§ Exercise prompt
Give the count of lines in the data that include "sotka", with no other words.

**** Input ****

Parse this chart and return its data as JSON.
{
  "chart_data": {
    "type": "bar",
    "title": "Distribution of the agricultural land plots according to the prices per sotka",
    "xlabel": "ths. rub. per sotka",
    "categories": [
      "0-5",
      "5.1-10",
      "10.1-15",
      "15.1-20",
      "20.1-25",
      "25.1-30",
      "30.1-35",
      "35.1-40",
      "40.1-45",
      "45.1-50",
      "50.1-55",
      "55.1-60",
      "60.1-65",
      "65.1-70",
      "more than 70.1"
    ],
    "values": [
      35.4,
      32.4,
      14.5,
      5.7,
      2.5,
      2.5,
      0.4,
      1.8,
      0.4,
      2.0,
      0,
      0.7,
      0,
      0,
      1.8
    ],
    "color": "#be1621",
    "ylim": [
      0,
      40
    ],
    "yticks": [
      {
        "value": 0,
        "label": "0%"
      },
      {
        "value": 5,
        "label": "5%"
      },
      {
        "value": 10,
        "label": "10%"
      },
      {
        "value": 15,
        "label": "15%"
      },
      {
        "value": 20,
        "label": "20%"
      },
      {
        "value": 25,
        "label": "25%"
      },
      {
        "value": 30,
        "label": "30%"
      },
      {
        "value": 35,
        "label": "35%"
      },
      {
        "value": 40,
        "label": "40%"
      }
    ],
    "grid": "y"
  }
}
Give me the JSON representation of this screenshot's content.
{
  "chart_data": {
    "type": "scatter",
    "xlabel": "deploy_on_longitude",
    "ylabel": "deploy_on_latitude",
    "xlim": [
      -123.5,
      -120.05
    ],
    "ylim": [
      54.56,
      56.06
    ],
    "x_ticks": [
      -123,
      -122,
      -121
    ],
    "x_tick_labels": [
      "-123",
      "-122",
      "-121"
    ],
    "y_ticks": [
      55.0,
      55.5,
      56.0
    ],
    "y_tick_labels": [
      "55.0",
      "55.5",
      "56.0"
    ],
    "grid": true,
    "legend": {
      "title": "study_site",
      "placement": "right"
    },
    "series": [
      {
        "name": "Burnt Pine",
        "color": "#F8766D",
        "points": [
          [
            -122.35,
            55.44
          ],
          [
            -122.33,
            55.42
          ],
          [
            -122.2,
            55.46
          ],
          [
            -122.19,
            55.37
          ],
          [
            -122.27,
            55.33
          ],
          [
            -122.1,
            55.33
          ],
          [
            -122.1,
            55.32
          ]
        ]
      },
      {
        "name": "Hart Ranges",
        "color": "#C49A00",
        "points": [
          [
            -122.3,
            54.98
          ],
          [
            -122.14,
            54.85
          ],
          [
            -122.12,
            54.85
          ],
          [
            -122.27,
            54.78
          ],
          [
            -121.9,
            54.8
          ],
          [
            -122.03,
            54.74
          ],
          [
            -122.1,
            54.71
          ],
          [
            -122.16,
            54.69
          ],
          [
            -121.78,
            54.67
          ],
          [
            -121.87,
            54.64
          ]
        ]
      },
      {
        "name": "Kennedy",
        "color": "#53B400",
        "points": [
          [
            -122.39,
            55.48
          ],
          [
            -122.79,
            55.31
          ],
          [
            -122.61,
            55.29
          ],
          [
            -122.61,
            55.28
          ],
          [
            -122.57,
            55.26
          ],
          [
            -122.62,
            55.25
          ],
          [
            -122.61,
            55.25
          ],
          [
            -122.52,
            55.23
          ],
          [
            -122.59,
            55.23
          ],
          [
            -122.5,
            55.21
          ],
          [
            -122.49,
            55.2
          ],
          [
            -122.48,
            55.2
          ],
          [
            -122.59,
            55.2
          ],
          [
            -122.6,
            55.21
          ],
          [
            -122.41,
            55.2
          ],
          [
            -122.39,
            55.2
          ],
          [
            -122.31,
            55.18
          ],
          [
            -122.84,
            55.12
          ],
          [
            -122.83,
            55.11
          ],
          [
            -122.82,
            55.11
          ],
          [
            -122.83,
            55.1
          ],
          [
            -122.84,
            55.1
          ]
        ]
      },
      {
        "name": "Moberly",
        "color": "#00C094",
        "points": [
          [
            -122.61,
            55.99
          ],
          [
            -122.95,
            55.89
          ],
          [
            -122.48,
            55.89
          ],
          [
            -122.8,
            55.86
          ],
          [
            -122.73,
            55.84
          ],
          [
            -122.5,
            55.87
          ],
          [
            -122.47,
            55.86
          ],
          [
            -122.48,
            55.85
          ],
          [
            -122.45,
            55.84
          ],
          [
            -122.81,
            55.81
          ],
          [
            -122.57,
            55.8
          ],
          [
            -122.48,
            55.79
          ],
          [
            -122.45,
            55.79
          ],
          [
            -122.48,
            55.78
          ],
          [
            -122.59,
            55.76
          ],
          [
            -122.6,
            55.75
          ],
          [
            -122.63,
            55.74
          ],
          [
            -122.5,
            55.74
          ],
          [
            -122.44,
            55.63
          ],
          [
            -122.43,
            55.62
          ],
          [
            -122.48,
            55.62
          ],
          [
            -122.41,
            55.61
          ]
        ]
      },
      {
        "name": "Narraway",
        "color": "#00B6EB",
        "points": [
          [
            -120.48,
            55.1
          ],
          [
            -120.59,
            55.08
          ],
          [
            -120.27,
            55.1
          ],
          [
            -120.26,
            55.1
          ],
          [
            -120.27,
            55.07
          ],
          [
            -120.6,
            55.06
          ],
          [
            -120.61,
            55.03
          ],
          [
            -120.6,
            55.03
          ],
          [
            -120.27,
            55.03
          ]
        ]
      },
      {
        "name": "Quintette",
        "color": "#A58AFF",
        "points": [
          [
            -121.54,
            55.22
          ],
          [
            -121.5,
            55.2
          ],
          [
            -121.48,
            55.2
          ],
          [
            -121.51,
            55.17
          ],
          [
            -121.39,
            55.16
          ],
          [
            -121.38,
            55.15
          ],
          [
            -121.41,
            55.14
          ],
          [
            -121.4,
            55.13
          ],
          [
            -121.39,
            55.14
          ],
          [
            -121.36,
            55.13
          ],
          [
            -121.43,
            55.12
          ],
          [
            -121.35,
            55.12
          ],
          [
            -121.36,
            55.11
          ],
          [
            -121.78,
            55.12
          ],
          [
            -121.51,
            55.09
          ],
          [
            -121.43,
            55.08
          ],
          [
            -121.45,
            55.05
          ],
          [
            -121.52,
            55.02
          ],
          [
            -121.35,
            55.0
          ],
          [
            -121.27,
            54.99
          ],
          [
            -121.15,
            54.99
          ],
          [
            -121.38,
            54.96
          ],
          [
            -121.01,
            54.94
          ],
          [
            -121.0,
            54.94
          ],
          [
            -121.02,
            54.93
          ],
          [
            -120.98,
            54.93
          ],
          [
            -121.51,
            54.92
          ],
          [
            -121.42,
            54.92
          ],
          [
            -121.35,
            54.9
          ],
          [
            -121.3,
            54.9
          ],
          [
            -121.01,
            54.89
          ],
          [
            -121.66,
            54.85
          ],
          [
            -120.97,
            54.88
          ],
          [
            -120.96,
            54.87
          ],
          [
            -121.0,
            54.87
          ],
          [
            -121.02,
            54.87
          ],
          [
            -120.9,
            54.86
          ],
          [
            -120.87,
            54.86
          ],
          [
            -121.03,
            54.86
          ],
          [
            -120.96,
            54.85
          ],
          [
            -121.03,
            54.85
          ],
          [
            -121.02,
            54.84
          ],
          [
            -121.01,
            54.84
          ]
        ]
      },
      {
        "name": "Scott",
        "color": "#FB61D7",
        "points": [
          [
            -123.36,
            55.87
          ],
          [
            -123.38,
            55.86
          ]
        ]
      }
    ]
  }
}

****

§ Exercise answer
2